Stored data entries
******
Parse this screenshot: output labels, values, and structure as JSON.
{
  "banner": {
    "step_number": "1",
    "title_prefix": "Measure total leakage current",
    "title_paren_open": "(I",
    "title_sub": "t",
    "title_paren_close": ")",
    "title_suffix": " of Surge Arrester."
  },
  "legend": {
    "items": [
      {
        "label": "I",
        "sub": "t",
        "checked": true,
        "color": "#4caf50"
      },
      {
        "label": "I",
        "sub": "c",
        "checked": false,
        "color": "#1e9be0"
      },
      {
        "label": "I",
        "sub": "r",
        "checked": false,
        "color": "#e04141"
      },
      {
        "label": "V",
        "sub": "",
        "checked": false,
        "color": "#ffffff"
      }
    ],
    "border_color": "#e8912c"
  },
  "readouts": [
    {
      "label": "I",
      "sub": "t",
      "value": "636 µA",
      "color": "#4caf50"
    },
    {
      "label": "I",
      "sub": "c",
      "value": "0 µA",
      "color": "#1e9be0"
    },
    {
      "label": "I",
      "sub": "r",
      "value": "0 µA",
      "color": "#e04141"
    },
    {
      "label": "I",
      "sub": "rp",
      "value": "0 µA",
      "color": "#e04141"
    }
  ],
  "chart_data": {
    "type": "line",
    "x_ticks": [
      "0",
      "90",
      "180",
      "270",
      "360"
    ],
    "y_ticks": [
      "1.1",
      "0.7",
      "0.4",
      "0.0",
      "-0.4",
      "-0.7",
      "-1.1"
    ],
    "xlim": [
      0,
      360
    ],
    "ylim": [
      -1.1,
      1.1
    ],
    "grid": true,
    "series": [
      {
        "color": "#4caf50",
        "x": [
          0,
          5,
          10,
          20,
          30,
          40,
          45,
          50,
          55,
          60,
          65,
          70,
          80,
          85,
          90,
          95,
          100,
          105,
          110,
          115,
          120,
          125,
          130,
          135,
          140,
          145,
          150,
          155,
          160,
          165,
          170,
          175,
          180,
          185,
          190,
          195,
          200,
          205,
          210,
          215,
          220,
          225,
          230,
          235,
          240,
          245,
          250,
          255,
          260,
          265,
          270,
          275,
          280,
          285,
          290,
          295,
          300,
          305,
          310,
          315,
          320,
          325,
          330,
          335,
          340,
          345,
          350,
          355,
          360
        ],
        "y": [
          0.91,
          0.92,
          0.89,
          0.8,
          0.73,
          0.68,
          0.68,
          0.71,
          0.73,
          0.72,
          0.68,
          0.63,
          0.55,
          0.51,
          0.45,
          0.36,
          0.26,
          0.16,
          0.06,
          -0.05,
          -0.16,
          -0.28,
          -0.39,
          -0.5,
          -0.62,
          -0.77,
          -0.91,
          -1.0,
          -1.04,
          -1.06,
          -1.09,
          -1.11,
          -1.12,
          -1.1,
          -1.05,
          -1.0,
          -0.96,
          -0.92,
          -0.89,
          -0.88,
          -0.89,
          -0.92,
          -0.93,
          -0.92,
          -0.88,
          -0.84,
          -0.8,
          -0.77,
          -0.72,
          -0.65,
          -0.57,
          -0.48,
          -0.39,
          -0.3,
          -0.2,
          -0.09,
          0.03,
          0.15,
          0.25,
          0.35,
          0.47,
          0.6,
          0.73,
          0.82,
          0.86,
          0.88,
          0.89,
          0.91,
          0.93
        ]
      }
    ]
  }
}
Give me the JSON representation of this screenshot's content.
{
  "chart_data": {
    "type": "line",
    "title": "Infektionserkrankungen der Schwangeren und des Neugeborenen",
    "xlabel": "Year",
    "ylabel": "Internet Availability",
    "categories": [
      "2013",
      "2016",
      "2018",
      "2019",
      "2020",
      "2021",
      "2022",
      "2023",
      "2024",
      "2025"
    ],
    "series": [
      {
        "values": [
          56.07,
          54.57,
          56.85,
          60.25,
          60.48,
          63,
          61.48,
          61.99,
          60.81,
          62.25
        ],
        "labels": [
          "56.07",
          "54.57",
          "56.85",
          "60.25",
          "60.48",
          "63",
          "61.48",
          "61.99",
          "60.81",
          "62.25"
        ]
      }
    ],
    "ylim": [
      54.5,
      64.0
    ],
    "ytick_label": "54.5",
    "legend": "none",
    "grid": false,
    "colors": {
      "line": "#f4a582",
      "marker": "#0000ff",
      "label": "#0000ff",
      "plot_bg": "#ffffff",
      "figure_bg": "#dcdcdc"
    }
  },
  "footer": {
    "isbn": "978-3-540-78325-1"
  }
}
******
◆ DIRECTIONS FOR THIS TASK ◆
Every entry in the listing must be retyped exactly.

◆ THE RESPONSE ◆
Parse this screenshot: output labels, values, and structure as JSON.
{
  "banner": {
    "step_number": "1",
    "title_prefix": "Measure total leakage current",
    "title_paren_open": "(I",
    "title_sub": "t",
    "title_paren_close": ")",
    "title_suffix": " of Surge Arrester."
  },
  "legend": {
    "items": [
      {
        "label": "I",
        "sub": "t",
        "checked": true,
        "color": "#4caf50"
      },
      {
        "label": "I",
        "sub": "c",
        "checked": false,
        "color": "#1e9be0"
      },
      {
        "label": "I",
        "sub": "r",
        "checked": false,
        "color": "#e04141"
      },
      {
        "label": "V",
        "sub": "",
        "checked": false,
        "color": "#ffffff"
      }
    ],
    "border_color": "#e8912c"
  },
  "readouts": [
    {
      "label": "I",
      "sub": "t",
      "value": "636 µA",
      "color": "#4caf50"
    },
    {
      "label": "I",
      "sub": "c",
      "value": "0 µA",
      "color": "#1e9be0"
    },
    {
      "label": "I",
      "sub": "r",
      "value": "0 µA",
      "color": "#e04141"
    },
    {
      "label": "I",
      "sub": "rp",
      "value": "0 µA",
      "color": "#e04141"
    }
  ],
  "chart_data": {
    "type": "line",
    "x_ticks": [
      "0",
      "90",
      "180",
      "270",
      "360"
    ],
    "y_ticks": [
      "1.1",
      "0.7",
      "0.4",
      "0.0",
      "-0.4",
      "-0.7",
      "-1.1"
    ],
    "xlim": [
      0,
      360
    ],
    "ylim": [
      -1.1,
      1.1
    ],
    "grid": true,
    "series": [
      {
        "color": "#4caf50",
        "x": [
          0,
          5,
          10,
          20,
          30,
          40,
          45,
          50,
          55,
          60,
          65,
          70,
          80,
          85,
          90,
          95,
          100,
          105,
          110,
          115,
          120,
          125,
          130,
          135,
          140,
          145,
          150,
          155,
          160,
          165,
          170,
          175,
          180,
          185,
          190,
          195,
          200,
          205,
          210,
          215,
          220,
          225,
          230,
          235,
          240,
          245,
          250,
          255,
          260,
          265,
          270,
          275,
          280,
          285,
          290,
          295,
          300,
          305,
          310,
          315,
          320,
          325,
          330,
          335,
          340,
          345,
          350,
          355,
          360
        ],
        "y": [
          0.91,
          0.92,
          0.89,
          0.8,
          0.73,
          0.68,
          0.68,
          0.71,
          0.73,
          0.72,
          0.68,
          0.63,
          0.55,
          0.51,
          0.45,
          0.36,
          0.26,
          0.16,
          0.06,
          -0.05,
          -0.16,
          -0.28,
          -0.39,
          -0.5,
          -0.62,
          -0.77,
          -0.91,
          -1.0,
          -1.04,
          -1.06,
          -1.09,
          -1.11,
          -1.12,
          -1.1,
          -1.05,
          -1.0,
          -0.96,
          -0.92,
          -0.89,
          -0.88,
          -0.89,
          -0.92,
          -0.93,
          -0.92,
          -0.88,
          -0.84,
          -0.8,
          -0.77,
          -0.72,
          -0.65,
          -0.57,
          -0.48,
          -0.39,
          -0.3,
          -0.2,
          -0.09,
          0.03,
          0.15,
          0.25,
          0.35,
          0.47,
          0.6,
          0.73,
          0.82,
          0.86,
          0.88,
          0.89,
          0.91,
          0.93
        ]
      }
    ]
  }
}
Give me the JSON representation of this screenshot's content.
{
  "chart_data": {
    "type": "line",
    "title": "Infektionserkrankungen der Schwangeren und des Neugeborenen",
    "xlabel": "Year",
    "ylabel": "Internet Availability",
    "categories": [
      "2013",
      "2016",
      "2018",
      "2019",
      "2020",
      "2021",
      "2022",
      "2023",
      "2024",
      "2025"
    ],
    "series": [
      {
        "values": [
          56.07,
          54.57,
          56.85,
          60.25,
          60.48,
          63,
          61.48,
          61.99,
          60.81,
          62.25
        ],
        "labels": [
          "56.07",
          "54.57",
          "56.85",
          "60.25",
          "60.48",
          "63",
          "61.48",
          "61.99",
          "60.81",
          "62.25"
        ]
      }
    ],
    "ylim": [
      54.5,
      64.0
    ],
    "ytick_label": "54.5",
    "legend": "none",
    "grid": false,
    "colors": {
      "line": "#f4a582",
      "marker": "#0000ff",
      "label": "#0000ff",
      "plot_bg": "#ffffff",
      "figure_bg": "#dcdcdc"
    }
  },
  "footer": {
    "isbn": "978-3-540-78325-1"
  }
}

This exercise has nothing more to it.